### DATA RECORDS
┌────────

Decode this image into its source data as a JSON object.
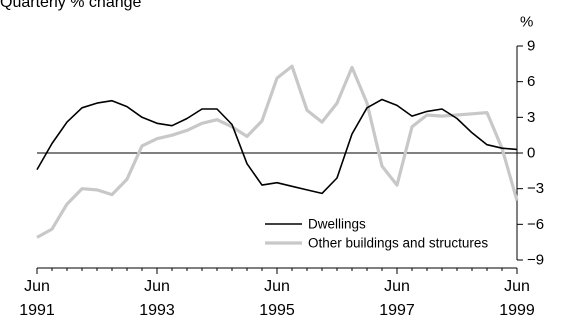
{
  "chart_data": {
    "type": "line",
    "title": "Quarterly % change",
    "ylabel": "%",
    "xlabel": "",
    "ylim": [
      -9,
      9
    ],
    "yticks": [
      9,
      6,
      3,
      0,
      -3,
      -6,
      -9
    ],
    "ytick_labels": [
      "9",
      "6",
      "3",
      "0",
      "−3",
      "−6",
      "−9"
    ],
    "x_start": "Jun 1991",
    "x_end": "Jun 1999",
    "xticks": [
      {
        "month": "Jun",
        "year": "1991"
      },
      {
        "month": "Jun",
        "year": "1993"
      },
      {
        "month": "Jun",
        "year": "1995"
      },
      {
        "month": "Jun",
        "year": "1997"
      },
      {
        "month": "Jun",
        "year": "1999"
      }
    ],
    "zero_line": true,
    "grid": false,
    "legend_position": "bottom-right",
    "series": [
      {
        "name": "Dwellings",
        "color": "#000000",
        "values": [
          -1.4,
          0.8,
          2.6,
          3.8,
          4.2,
          4.4,
          3.9,
          3.0,
          2.5,
          2.3,
          2.9,
          3.7,
          3.7,
          2.4,
          -0.9,
          -2.7,
          -2.5,
          -2.8,
          -3.1,
          -3.4,
          -2.1,
          1.6,
          3.8,
          4.5,
          4.0,
          3.1,
          3.5,
          3.7,
          2.9,
          1.7,
          0.7,
          0.4,
          0.3
        ]
      },
      {
        "name": "Other buildings and structures",
        "color": "#c8c8c8",
        "values": [
          -7.1,
          -6.4,
          -4.3,
          -3.0,
          -3.1,
          -3.5,
          -2.2,
          0.6,
          1.2,
          1.5,
          1.9,
          2.5,
          2.8,
          2.2,
          1.4,
          2.7,
          6.3,
          7.3,
          3.6,
          2.6,
          4.2,
          7.2,
          4.2,
          -1.1,
          -2.7,
          2.2,
          3.2,
          3.1,
          3.2,
          3.3,
          3.4,
          0.4,
          -4.0
        ]
      }
    ]
  }
}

└────────

### SET PROBLEM
Collect each line holding the string "name".

### FULL RESPONSE
        "name": "Dwellings",
        "name": "Other buildings and structures",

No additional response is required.